Provided records:
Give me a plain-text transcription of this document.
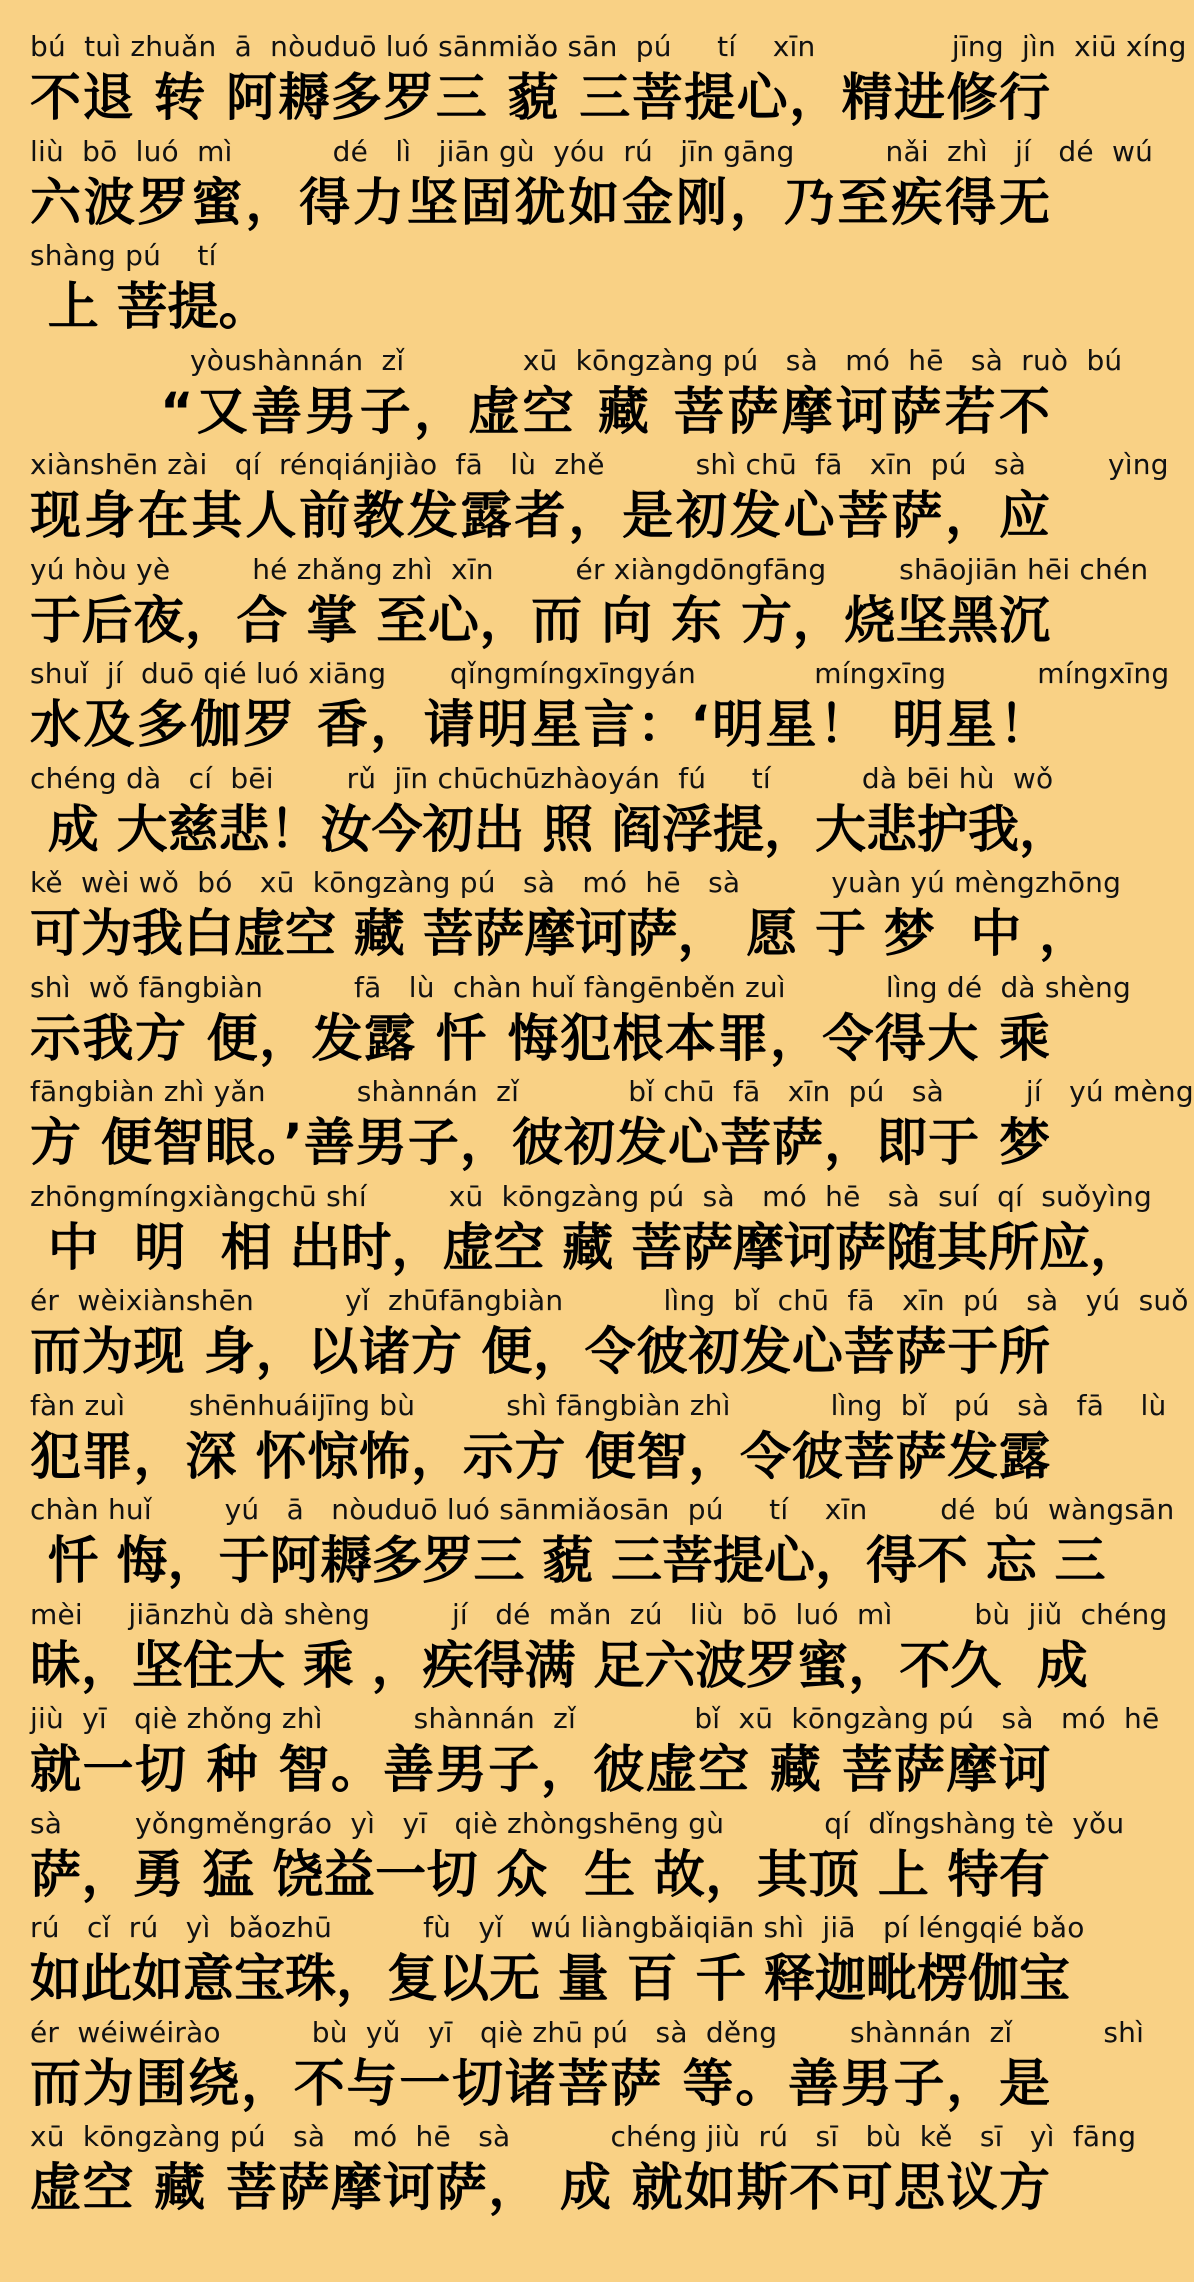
bú  tuì zhuǎn  ā  nòuduō luó sānmiǎo sān  pú     tí    xīn               jīng  jìn  xiū xíng
不退 转 阿耨多罗三 藐 三菩提心，精进修行
liù  bō  luó  mì           dé   lì   jiān gù  yóu  rú   jīn gāng          nǎi  zhì   jí   dé  wú
六波罗蜜，得力坚固犹如金刚，乃至疾得无
shàng pú    tí
上 菩提。
yòushànnán  zǐ             xū  kōngzàng pú   sà   mó  hē   sà  ruò  bú
“又善男子，虚空 藏 菩萨摩诃萨若不
xiànshēn zài   qí  rénqiánjiào  fā   lù  zhě          shì chū  fā   xīn  pú   sà         yìng
现身在其人前教发露者，是初发心菩萨，应
yú hòu yè         hé zhǎng zhì  xīn         ér xiàngdōngfāng        shāojiān hēi chén
于后夜，合 掌 至心，而 向 东 方，烧坚黑沉
shuǐ  jí  duō qié luó xiāng       qǐngmíngxīngyán             míngxīng          míngxīng
水及多伽罗 香，请明星言：‘明星！ 明星！
chéng dà   cí  bēi        rǔ  jīn chūchūzhàoyán  fú     tí          dà bēi hù  wǒ
成 大慈悲！汝今初出 照 阎浮提，大悲护我，
kě  wèi wǒ  bó   xū  kōngzàng pú   sà   mó  hē   sà          yuàn yú mèngzhōng
可为我白虚空 藏 菩萨摩诃萨， 愿 于 梦  中 ，
shì  wǒ fāngbiàn          fā   lù  chàn huǐ fàngēnběn zuì           lìng dé  dà shèng
示我方 便，发露 忏 悔犯根本罪，令得大 乘
fāngbiàn zhì yǎn          shànnán  zǐ            bǐ chū  fā   xīn  pú   sà         jí   yú mèng
方 便智眼。’善男子，彼初发心菩萨，即于 梦
zhōngmíngxiàngchū shí         xū  kōngzàng pú  sà   mó  hē   sà  suí  qí  suǒyìng
中  明  相 出时，虚空 藏 菩萨摩诃萨随其所应，
ér  wèixiànshēn          yǐ  zhūfāngbiàn           lìng  bǐ  chū  fā   xīn  pú   sà   yú  suǒ
而为现 身，以诸方 便，令彼初发心菩萨于所
fàn zuì       shēnhuáijīng bù          shì fāngbiàn zhì           lìng  bǐ   pú   sà   fā    lù
犯罪，深 怀惊怖，示方 便智，令彼菩萨发露
chàn huǐ        yú   ā   nòuduō luó sānmiǎosān  pú     tí    xīn        dé  bú  wàngsān
忏 悔，于阿耨多罗三 藐 三菩提心，得不 忘 三
mèi     jiānzhù dà shèng         jí   dé  mǎn  zú   liù  bō  luó  mì         bù  jiǔ  chéng
昧，坚住大 乘 ，疾得满 足六波罗蜜，不久  成
jiù  yī   qiè zhǒng zhì          shànnán  zǐ             bǐ  xū  kōngzàng pú   sà   mó  hē
就一切 种 智。善男子，彼虚空 藏 菩萨摩诃
sà        yǒngměngráo  yì   yī   qiè zhòngshēng gù           qí  dǐngshàng tè  yǒu
萨，勇 猛 饶益一切 众  生 故，其顶 上 特有
rú   cǐ  rú   yì  bǎozhū          fù   yǐ   wú liàngbǎiqiān shì  jiā   pí léngqié bǎo
如此如意宝珠，复以无 量 百 千 释迦毗楞伽宝
ér  wéiwéirào          bù  yǔ   yī   qiè zhū pú   sà  děng        shànnán  zǐ          shì
而为围绕，不与一切诸菩萨 等。善男子，是
xū  kōngzàng pú   sà   mó  hē   sà           chéng jiù  rú   sī   bù  kě   sī   yì  fāng
虚空 藏 菩萨摩诃萨， 成 就如斯不可思议方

Requirements: Find every line in the records above that contains the word "chéng", and copy each one.

Full output:
chéng dà   cí  bēi        rǔ  jīn chūchūzhàoyán  fú     tí          dà bēi hù  wǒ
mèi     jiānzhù dà shèng         jí   dé  mǎn  zú   liù  bō  luó  mì         bù  jiǔ  chéng
xū  kōngzàng pú   sà   mó  hē   sà           chéng jiù  rú   sī   bù  kě   sī   yì  fāng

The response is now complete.